▸ **Sağlanan Metin**
━━━━━━━━━━━━━━━━━━━━━━━━━━━━━━

Emsal Mahkeme Kararı İstanbul Bölge Adliye Mahkemesi 12. Hukuk Dairesi 2019/640 E. 2021/779 K. 25.05.2021 T.

Görüntülediğiniz mahkeme kararı henüz kesinleşmemiştir. Yararlı olması amacıyla eklenmiştir.

T.C.
İSTANBUL
BÖLGE ADLİYE MAHKEMESİ
12. HUKUK DAİRESİ
DOSYA NO: 2019/640
KARAR NO : 2021/779
T Ü R K M İ L L E T İ A D I N A
İ S T İ N A F K A R A R I
İNCELENEN KARARIN
MAHKEMESİ: İSTANBUL 6. ASLİYE TİCARET MAHKEMESİ
TARİHİ: 20/12/2018
NUMARASI: 2015/1018 Esas 2018/1285 Karar
DAVA: Alacak (Ticari Satımdan Kaynaklanan)
İSTİNAF KARAR TARİHİ: 25/05/2021
Davanın reddine ilişkin kararın davacılar vekili tarafından istinaf edilmesi üzerine düzenlenen rapor ve dosya kapsamı incelenip gereği görüşülüp düşünüldü;
DAVA: Davacılar vekili; müvekkili ile davalının ticari ilişkisinin, 30.06.2013 tarihinde müvekkilinin ticaret hayatına son vermesi ile son bulduğunu,görüşmelerde, davalının 2013 kış sezonunda yapılan indirimlerden kaynaklanan fiyat farkı borcunu kabul ettiğini, borcunun 80.000-TL olduğunun davalının muhasebesi tarafından tespit edildiğini, müvekkilinin yaptığı hesaplara göre alacağın 218.000-TL olduğunu,tarafların ticari defteri incelendiğinde görüleceği üzere 2013 yılı kış sezonunda müvekkilin 218.000-TL fiyat farkı alacağı olduğunu belirterek, 218.000-TL alacağın davalıdan tahsiline karar verilmesini talep etmiştir.

━━━━━━━━━━━━━━━━━━━━━━━━━━━━━━

▸ **Verilen Görev 1**
Kayıtların en başından başlayıp "- search-input[interactable]: 专业技术人员资格证书管理服务: [47, 53, 355, 87]" içeren satırla biten kısmı, iki uç dahil, hiçbir değişiklik yapmadan satır satır aktarın.

▸ **Verilen Veriler**
━━━━━━━━━━━━━━━━━━━━━━━━━━━━━━

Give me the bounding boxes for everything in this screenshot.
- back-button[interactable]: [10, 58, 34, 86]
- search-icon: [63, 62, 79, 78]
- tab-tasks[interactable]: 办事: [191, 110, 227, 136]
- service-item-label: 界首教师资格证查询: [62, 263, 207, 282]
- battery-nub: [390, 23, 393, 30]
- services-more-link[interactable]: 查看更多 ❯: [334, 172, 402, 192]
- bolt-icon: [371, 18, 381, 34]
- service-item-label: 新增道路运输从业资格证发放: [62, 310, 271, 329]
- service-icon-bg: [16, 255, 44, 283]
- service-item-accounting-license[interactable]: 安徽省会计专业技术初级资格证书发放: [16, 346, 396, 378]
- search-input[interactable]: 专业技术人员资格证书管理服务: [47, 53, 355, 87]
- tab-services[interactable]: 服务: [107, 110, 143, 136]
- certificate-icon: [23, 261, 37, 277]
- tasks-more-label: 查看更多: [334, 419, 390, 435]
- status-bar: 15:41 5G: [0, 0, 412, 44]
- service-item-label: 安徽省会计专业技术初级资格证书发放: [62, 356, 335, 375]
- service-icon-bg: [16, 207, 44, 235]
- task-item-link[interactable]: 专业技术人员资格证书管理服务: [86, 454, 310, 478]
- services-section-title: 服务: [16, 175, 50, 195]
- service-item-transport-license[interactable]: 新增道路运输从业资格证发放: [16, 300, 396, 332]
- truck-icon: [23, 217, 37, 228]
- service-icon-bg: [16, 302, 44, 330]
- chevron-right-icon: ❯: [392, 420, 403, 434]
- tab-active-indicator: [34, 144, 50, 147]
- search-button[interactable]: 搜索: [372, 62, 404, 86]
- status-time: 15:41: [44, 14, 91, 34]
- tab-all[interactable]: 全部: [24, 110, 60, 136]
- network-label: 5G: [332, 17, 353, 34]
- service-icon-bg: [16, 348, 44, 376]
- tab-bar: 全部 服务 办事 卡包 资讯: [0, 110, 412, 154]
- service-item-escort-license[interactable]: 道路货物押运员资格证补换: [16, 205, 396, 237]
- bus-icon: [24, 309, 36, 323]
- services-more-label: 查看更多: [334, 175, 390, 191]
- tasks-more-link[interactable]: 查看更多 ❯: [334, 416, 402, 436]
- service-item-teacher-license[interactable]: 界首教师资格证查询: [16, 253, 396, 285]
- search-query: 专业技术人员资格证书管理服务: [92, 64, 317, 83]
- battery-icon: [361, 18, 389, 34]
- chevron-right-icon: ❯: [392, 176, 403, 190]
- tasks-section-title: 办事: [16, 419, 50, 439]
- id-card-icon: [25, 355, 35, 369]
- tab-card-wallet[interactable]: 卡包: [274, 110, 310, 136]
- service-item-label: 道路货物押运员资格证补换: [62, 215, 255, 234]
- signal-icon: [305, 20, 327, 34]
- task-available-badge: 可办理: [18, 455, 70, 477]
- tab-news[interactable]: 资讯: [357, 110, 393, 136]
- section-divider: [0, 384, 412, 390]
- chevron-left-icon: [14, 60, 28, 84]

━━━━━━━━━━━━━━━━━━━━━━━━━━━━━━

▸ **Verilen Görev 2**
Aşağıdaki ifadelerin karar metniyle uyuşup uyuşmadığını belirtin. Her biri için evet ya da hayır deyin ve karar metninden belirleyici sözleri aynen alıntılayın.
(a) İstinaf incelemesine konu karar İstanbul 6. Asliye Ticaret Mahkemesi tarafından verilmiştir.
(b) Davacılar vekili, davalıdan 80.000 TL tahsil edilmesine karar verilmesini talep etmiştir.
(c) Karar kesinleşmiştir.

▸ **Tamamlanan Yanıt 1**
Give me the bounding boxes for everything in this screenshot.
- back-button[interactable]: [10, 58, 34, 86]
- search-icon: [63, 62, 79, 78]
- tab-tasks[interactable]: 办事: [191, 110, 227, 136]
- service-item-label: 界首教师资格证查询: [62, 263, 207, 282]
- battery-nub: [390, 23, 393, 30]
- services-more-link[interactable]: 查看更多 ❯: [334, 172, 402, 192]
- bolt-icon: [371, 18, 381, 34]
- service-item-label: 新增道路运输从业资格证发放: [62, 310, 271, 329]
- service-icon-bg: [16, 255, 44, 283]
- service-item-accounting-license[interactable]: 安徽省会计专业技术初级资格证书发放: [16, 346, 396, 378]
- search-input[interactable]: 专业技术人员资格证书管理服务: [47, 53, 355, 87]

▸ **Tamamlanan Yanıt 2**
(a) Evet: "MAHKEMESİ: İSTANBUL 6. ASLİYE TİCARET MAHKEMESİ"
(b) Hayır: "218.000-TL alacağın davalıdan tahsiline karar verilmesini talep etmiştir."
(c) Hayır: "Görüntülediğiniz mahkeme kararı henüz kesinleşmemiştir."